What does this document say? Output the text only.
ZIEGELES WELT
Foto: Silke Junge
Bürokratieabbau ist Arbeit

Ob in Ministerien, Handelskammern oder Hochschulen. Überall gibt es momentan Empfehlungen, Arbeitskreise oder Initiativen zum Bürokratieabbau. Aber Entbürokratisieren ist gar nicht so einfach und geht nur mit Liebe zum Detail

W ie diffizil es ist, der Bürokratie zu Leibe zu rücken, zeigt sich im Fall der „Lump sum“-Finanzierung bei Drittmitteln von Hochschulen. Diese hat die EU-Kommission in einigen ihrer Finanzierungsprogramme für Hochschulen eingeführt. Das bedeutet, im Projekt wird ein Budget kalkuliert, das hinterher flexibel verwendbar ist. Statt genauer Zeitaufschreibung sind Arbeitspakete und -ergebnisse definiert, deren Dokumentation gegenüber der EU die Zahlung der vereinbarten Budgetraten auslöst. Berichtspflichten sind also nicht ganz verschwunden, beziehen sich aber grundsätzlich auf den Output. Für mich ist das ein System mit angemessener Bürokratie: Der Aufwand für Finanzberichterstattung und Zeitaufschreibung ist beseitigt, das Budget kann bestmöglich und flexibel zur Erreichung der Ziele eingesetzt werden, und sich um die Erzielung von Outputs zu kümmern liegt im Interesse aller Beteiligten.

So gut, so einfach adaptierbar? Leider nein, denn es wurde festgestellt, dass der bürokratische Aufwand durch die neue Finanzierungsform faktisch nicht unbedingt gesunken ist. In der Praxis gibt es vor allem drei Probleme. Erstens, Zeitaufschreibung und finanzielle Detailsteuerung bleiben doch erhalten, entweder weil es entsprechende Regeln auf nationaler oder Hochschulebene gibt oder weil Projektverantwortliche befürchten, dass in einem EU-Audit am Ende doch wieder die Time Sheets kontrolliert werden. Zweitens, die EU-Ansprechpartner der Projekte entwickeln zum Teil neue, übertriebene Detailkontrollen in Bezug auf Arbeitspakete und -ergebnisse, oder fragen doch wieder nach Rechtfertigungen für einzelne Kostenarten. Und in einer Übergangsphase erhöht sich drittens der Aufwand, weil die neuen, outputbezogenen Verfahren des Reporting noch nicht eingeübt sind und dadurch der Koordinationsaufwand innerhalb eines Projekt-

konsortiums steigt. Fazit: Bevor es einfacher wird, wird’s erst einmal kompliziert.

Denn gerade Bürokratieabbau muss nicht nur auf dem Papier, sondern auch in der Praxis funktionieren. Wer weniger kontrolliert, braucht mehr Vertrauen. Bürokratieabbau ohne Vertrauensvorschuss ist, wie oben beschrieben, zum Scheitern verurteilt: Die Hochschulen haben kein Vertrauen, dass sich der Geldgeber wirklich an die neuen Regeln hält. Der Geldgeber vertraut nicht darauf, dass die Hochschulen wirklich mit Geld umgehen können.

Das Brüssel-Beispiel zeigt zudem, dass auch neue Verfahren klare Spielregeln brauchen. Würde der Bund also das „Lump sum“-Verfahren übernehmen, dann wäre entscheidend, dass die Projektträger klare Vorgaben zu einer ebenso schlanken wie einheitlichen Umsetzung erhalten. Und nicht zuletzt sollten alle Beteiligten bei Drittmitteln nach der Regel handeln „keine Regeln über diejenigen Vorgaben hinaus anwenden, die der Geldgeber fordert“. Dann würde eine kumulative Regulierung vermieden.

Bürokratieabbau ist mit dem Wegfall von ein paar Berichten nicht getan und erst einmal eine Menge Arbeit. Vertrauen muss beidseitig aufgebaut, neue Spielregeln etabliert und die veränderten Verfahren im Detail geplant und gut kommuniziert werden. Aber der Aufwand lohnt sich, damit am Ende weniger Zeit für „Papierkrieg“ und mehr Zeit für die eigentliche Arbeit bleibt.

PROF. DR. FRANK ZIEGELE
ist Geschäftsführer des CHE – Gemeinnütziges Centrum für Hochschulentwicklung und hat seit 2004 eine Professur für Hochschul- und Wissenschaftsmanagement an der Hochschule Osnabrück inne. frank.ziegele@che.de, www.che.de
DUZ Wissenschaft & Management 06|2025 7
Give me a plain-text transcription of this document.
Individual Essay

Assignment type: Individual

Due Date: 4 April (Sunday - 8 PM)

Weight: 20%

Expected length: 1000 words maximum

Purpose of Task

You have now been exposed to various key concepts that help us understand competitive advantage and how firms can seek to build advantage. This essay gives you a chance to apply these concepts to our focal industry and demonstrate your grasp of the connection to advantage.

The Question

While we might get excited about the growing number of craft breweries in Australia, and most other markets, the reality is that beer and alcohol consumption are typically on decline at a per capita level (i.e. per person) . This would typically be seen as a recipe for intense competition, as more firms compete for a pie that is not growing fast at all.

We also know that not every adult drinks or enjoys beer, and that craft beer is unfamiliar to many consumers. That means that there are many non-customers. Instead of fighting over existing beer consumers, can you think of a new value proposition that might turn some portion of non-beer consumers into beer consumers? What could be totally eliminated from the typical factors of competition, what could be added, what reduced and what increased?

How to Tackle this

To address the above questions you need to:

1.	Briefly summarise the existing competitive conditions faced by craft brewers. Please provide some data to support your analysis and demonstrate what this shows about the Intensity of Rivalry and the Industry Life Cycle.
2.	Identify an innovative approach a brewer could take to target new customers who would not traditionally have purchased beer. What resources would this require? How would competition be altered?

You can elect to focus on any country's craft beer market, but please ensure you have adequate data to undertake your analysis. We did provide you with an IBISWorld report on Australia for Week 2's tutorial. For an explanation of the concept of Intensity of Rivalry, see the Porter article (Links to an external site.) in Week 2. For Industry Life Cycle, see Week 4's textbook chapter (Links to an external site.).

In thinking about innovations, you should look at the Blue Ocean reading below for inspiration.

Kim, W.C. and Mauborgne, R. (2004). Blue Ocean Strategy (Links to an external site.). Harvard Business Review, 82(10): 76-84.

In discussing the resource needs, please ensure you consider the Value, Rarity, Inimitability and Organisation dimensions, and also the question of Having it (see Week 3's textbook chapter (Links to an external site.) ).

Exercise prompt.
Write out the whole listing again. Match it word for word.

Answer to this problem.
What does this document say? Output the text only.
ZIEGELES WELT
Foto: Silke Junge
Bürokratieabbau ist Arbeit

Ob in Ministerien, Handelskammern oder Hochschulen. Überall gibt es momentan Empfehlungen, Arbeitskreise oder Initiativen zum Bürokratieabbau. Aber Entbürokratisieren ist gar nicht so einfach und geht nur mit Liebe zum Detail

W ie diffizil es ist, der Bürokratie zu Leibe zu rücken, zeigt sich im Fall der „Lump sum“-Finanzierung bei Drittmitteln von Hochschulen. Diese hat die EU-Kommission in einigen ihrer Finanzierungsprogramme für Hochschulen eingeführt. Das bedeutet, im Projekt wird ein Budget kalkuliert, das hinterher flexibel verwendbar ist. Statt genauer Zeitaufschreibung sind Arbeitspakete und -ergebnisse definiert, deren Dokumentation gegenüber der EU die Zahlung der vereinbarten Budgetraten auslöst. Berichtspflichten sind also nicht ganz verschwunden, beziehen sich aber grundsätzlich auf den Output. Für mich ist das ein System mit angemessener Bürokratie: Der Aufwand für Finanzberichterstattung und Zeitaufschreibung ist beseitigt, das Budget kann bestmöglich und flexibel zur Erreichung der Ziele eingesetzt werden, und sich um die Erzielung von Outputs zu kümmern liegt im Interesse aller Beteiligten.

So gut, so einfach adaptierbar? Leider nein, denn es wurde festgestellt, dass der bürokratische Aufwand durch die neue Finanzierungsform faktisch nicht unbedingt gesunken ist. In der Praxis gibt es vor allem drei Probleme. Erstens, Zeitaufschreibung und finanzielle Detailsteuerung bleiben doch erhalten, entweder weil es entsprechende Regeln auf nationaler oder Hochschulebene gibt oder weil Projektverantwortliche befürchten, dass in einem EU-Audit am Ende doch wieder die Time Sheets kontrolliert werden. Zweitens, die EU-Ansprechpartner der Projekte entwickeln zum Teil neue, übertriebene Detailkontrollen in Bezug auf Arbeitspakete und -ergebnisse, oder fragen doch wieder nach Rechtfertigungen für einzelne Kostenarten. Und in einer Übergangsphase erhöht sich drittens der Aufwand, weil die neuen, outputbezogenen Verfahren des Reporting noch nicht eingeübt sind und dadurch der Koordinationsaufwand innerhalb eines Projekt-

konsortiums steigt. Fazit: Bevor es einfacher wird, wird’s erst einmal kompliziert.

Denn gerade Bürokratieabbau muss nicht nur auf dem Papier, sondern auch in der Praxis funktionieren. Wer weniger kontrolliert, braucht mehr Vertrauen. Bürokratieabbau ohne Vertrauensvorschuss ist, wie oben beschrieben, zum Scheitern verurteilt: Die Hochschulen haben kein Vertrauen, dass sich der Geldgeber wirklich an die neuen Regeln hält. Der Geldgeber vertraut nicht darauf, dass die Hochschulen wirklich mit Geld umgehen können.

Das Brüssel-Beispiel zeigt zudem, dass auch neue Verfahren klare Spielregeln brauchen. Würde der Bund also das „Lump sum“-Verfahren übernehmen, dann wäre entscheidend, dass die Projektträger klare Vorgaben zu einer ebenso schlanken wie einheitlichen Umsetzung erhalten. Und nicht zuletzt sollten alle Beteiligten bei Drittmitteln nach der Regel handeln „keine Regeln über diejenigen Vorgaben hinaus anwenden, die der Geldgeber fordert“. Dann würde eine kumulative Regulierung vermieden.

Bürokratieabbau ist mit dem Wegfall von ein paar Berichten nicht getan und erst einmal eine Menge Arbeit. Vertrauen muss beidseitig aufgebaut, neue Spielregeln etabliert und die veränderten Verfahren im Detail geplant und gut kommuniziert werden. Aber der Aufwand lohnt sich, damit am Ende weniger Zeit für „Papierkrieg“ und mehr Zeit für die eigentliche Arbeit bleibt.

PROF. DR. FRANK ZIEGELE
ist Geschäftsführer des CHE – Gemeinnütziges Centrum für Hochschulentwicklung und hat seit 2004 eine Professur für Hochschul- und Wissenschaftsmanagement an der Hochschule Osnabrück inne. frank.ziegele@che.de, www.che.de
DUZ Wissenschaft & Management 06|2025 7
Give me a plain-text transcription of this document.
Individual Essay

Assignment type: Individual

Due Date: 4 April (Sunday - 8 PM)

Weight: 20%

Expected length: 1000 words maximum

Purpose of Task

You have now been exposed to various key concepts that help us understand competitive advantage and how firms can seek to build advantage. This essay gives you a chance to apply these concepts to our focal industry and demonstrate your grasp of the connection to advantage.

The Question

While we might get excited about the growing number of craft breweries in Australia, and most other markets, the reality is that beer and alcohol consumption are typically on decline at a per capita level (i.e. per person) . This would typically be seen as a recipe for intense competition, as more firms compete for a pie that is not growing fast at all.

We also know that not every adult drinks or enjoys beer, and that craft beer is unfamiliar to many consumers. That means that there are many non-customers. Instead of fighting over existing beer consumers, can you think of a new value proposition that might turn some portion of non-beer consumers into beer consumers? What could be totally eliminated from the typical factors of competition, what could be added, what reduced and what increased?

How to Tackle this

To address the above questions you need to:

1.	Briefly summarise the existing competitive conditions faced by craft brewers. Please provide some data to support your analysis and demonstrate what this shows about the Intensity of Rivalry and the Industry Life Cycle.
2.	Identify an innovative approach a brewer could take to target new customers who would not traditionally have purchased beer. What resources would this require? How would competition be altered?

You can elect to focus on any country's craft beer market, but please ensure you have adequate data to undertake your analysis. We did provide you with an IBISWorld report on Australia for Week 2's tutorial. For an explanation of the concept of Intensity of Rivalry, see the Porter article (Links to an external site.) in Week 2. For Industry Life Cycle, see Week 4's textbook chapter (Links to an external site.).

In thinking about innovations, you should look at the Blue Ocean reading below for inspiration.

Kim, W.C. and Mauborgne, R. (2004). Blue Ocean Strategy (Links to an external site.). Harvard Business Review, 82(10): 76-84.

In discussing the resource needs, please ensure you consider the Value, Rarity, Inimitability and Organisation dimensions, and also the question of Having it (see Week 3's textbook chapter (Links to an external site.) ).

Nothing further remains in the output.